▸ Collected data
------------------------------------------------------------------------

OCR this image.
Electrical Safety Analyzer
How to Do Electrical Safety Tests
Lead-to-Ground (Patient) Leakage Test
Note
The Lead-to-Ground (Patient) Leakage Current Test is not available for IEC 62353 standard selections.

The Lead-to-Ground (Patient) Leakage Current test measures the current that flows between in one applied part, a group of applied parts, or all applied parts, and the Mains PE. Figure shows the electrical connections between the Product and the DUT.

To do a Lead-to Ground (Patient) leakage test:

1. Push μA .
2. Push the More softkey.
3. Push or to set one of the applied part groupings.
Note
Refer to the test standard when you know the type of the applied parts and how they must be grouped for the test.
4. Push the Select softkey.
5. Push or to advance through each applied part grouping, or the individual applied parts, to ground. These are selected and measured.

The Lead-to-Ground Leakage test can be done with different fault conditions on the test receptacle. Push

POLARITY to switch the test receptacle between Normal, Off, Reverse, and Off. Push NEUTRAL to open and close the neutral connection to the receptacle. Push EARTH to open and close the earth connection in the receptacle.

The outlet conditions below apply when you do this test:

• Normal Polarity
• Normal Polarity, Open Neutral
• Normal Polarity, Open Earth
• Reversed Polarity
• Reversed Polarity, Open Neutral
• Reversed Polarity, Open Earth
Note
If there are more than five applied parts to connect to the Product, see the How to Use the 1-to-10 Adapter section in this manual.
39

------------------------------------------------------------------------

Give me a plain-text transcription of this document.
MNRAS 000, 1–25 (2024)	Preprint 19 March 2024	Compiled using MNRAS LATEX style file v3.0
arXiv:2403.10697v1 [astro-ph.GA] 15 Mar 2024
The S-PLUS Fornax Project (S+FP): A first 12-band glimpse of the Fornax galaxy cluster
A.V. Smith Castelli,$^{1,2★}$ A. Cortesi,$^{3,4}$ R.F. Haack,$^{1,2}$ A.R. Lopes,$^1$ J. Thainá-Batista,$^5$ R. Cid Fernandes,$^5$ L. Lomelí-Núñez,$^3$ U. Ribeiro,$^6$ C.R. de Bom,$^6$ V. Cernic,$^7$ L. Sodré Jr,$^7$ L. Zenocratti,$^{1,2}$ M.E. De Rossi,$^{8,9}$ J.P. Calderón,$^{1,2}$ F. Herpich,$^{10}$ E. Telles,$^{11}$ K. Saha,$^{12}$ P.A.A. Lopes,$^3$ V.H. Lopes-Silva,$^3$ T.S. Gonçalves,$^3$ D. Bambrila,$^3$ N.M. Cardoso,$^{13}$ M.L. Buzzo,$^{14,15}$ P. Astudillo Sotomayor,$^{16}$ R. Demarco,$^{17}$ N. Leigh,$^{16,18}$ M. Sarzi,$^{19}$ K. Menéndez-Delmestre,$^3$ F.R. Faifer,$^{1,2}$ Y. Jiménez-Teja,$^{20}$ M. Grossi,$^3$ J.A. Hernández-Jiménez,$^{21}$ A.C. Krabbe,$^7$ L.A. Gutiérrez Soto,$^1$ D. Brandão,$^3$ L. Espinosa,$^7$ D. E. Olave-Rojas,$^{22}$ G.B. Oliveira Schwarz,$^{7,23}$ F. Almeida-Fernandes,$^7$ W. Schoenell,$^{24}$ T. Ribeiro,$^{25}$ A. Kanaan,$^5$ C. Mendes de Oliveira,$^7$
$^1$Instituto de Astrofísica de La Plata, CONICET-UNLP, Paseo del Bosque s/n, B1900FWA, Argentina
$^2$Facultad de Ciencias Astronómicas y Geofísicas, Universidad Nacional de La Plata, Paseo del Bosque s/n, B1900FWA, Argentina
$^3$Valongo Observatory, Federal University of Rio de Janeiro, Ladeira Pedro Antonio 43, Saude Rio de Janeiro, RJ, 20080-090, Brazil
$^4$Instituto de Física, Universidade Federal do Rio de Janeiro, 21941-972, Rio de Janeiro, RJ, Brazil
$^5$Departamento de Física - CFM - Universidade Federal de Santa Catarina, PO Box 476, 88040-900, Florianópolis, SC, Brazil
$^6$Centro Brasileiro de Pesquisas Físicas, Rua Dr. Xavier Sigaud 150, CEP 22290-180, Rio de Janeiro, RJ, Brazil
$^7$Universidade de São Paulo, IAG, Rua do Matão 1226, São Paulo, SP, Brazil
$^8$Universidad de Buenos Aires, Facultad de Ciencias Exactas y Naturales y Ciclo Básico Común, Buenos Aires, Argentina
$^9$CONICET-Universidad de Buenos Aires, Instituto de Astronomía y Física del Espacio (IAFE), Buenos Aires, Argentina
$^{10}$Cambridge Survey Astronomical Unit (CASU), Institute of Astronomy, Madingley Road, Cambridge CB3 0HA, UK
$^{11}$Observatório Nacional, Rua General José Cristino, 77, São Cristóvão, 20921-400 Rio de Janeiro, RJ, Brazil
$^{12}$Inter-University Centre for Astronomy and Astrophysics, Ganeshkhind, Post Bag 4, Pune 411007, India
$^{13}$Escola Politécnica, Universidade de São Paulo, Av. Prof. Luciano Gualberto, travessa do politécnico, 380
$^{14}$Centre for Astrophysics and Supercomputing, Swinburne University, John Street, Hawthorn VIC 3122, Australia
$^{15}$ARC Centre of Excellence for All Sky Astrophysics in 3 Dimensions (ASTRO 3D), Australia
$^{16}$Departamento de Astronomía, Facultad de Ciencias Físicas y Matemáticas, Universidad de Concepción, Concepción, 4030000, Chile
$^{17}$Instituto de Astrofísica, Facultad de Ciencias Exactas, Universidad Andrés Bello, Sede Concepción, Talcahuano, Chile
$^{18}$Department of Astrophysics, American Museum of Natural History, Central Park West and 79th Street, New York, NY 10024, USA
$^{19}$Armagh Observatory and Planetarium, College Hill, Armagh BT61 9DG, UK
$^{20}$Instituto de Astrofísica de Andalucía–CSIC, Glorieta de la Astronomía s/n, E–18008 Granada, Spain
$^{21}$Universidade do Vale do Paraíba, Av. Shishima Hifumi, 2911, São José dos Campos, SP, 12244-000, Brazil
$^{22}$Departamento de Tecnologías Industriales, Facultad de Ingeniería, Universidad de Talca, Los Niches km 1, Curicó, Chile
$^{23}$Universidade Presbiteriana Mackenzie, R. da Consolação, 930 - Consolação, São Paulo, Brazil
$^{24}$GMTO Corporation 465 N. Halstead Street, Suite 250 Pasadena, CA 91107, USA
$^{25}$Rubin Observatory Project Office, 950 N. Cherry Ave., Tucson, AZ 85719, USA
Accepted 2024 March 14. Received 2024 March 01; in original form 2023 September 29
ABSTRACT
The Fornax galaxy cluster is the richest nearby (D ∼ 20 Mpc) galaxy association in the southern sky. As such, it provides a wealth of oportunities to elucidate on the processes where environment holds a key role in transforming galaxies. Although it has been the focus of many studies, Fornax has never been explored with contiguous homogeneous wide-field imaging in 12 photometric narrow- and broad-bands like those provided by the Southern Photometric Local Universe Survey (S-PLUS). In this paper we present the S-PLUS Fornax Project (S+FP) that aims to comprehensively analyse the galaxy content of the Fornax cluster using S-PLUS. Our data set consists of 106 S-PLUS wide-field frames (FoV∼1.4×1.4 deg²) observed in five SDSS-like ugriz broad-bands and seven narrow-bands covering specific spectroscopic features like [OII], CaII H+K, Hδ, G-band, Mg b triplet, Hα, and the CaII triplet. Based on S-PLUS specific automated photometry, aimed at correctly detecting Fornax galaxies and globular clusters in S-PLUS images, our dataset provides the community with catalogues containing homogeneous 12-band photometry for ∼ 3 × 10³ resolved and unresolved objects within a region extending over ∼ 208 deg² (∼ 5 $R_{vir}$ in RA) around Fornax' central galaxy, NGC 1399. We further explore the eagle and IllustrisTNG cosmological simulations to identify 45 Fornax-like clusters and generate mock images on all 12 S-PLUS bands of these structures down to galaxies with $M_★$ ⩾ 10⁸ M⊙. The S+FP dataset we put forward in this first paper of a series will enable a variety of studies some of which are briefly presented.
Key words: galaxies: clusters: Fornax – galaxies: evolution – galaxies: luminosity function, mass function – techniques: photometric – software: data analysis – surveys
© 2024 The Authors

------------------------------------------------------------------------

▸ WORK REQUIRED
Scan the material line by line and report each one that contains "Normal".

▸ EXERCISE SOLUTION
POLARITY to switch the test receptacle between Normal, Off, Reverse, and Off. Push NEUTRAL to open and close the neutral connection to the receptacle. Push EARTH to open and close the earth connection in the receptacle.
• Normal Polarity
• Normal Polarity, Open Neutral
• Normal Polarity, Open Earth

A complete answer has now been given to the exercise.